(Rows from a dataset)
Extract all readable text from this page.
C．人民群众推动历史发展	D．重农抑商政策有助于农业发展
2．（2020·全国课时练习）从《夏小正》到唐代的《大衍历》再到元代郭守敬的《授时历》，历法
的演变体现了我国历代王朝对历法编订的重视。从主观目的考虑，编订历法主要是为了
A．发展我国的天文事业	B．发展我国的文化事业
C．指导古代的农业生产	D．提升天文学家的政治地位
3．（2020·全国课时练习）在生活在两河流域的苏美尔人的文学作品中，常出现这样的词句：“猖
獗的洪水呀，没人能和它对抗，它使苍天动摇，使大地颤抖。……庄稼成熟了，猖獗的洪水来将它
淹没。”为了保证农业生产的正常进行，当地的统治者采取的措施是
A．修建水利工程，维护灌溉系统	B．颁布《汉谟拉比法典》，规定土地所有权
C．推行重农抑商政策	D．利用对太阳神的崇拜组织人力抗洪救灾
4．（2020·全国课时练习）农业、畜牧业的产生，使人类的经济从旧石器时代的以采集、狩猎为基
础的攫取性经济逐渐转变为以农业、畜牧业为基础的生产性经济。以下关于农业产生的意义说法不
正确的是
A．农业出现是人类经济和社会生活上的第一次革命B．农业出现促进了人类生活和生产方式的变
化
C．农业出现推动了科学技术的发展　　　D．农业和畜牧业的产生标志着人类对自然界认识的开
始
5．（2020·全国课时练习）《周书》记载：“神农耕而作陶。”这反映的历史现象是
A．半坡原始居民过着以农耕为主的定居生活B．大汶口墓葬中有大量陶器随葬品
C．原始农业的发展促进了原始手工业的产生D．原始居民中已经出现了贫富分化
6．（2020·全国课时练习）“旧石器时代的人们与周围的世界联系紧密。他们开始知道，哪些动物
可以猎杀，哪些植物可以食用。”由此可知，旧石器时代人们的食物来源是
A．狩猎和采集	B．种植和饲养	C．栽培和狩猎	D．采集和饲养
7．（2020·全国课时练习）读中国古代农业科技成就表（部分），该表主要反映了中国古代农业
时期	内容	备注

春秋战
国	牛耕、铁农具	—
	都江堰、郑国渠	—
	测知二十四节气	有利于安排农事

PROBLEM TO SOLVE: Return the listing above in its exact form.

SOLUTION FOR THIS PROBLEM:
Extract all readable text from this page.
C．人民群众推动历史发展	D．重农抑商政策有助于农业发展
2．（2020·全国课时练习）从《夏小正》到唐代的《大衍历》再到元代郭守敬的《授时历》，历法
的演变体现了我国历代王朝对历法编订的重视。从主观目的考虑，编订历法主要是为了
A．发展我国的天文事业	B．发展我国的文化事业
C．指导古代的农业生产	D．提升天文学家的政治地位
3．（2020·全国课时练习）在生活在两河流域的苏美尔人的文学作品中，常出现这样的词句：“猖
獗的洪水呀，没人能和它对抗，它使苍天动摇，使大地颤抖。……庄稼成熟了，猖獗的洪水来将它
淹没。”为了保证农业生产的正常进行，当地的统治者采取的措施是
A．修建水利工程，维护灌溉系统	B．颁布《汉谟拉比法典》，规定土地所有权
C．推行重农抑商政策	D．利用对太阳神的崇拜组织人力抗洪救灾
4．（2020·全国课时练习）农业、畜牧业的产生，使人类的经济从旧石器时代的以采集、狩猎为基
础的攫取性经济逐渐转变为以农业、畜牧业为基础的生产性经济。以下关于农业产生的意义说法不
正确的是
A．农业出现是人类经济和社会生活上的第一次革命B．农业出现促进了人类生活和生产方式的变
化
C．农业出现推动了科学技术的发展　　　D．农业和畜牧业的产生标志着人类对自然界认识的开
始
5．（2020·全国课时练习）《周书》记载：“神农耕而作陶。”这反映的历史现象是
A．半坡原始居民过着以农耕为主的定居生活B．大汶口墓葬中有大量陶器随葬品
C．原始农业的发展促进了原始手工业的产生D．原始居民中已经出现了贫富分化
6．（2020·全国课时练习）“旧石器时代的人们与周围的世界联系紧密。他们开始知道，哪些动物
可以猎杀，哪些植物可以食用。”由此可知，旧石器时代人们的食物来源是
A．狩猎和采集	B．种植和饲养	C．栽培和狩猎	D．采集和饲养
7．（2020·全国课时练习）读中国古代农业科技成就表（部分），该表主要反映了中国古代农业
时期	内容	备注

春秋战
国	牛耕、铁农具	—
	都江堰、郑国渠	—
	测知二十四节气	有利于安排农事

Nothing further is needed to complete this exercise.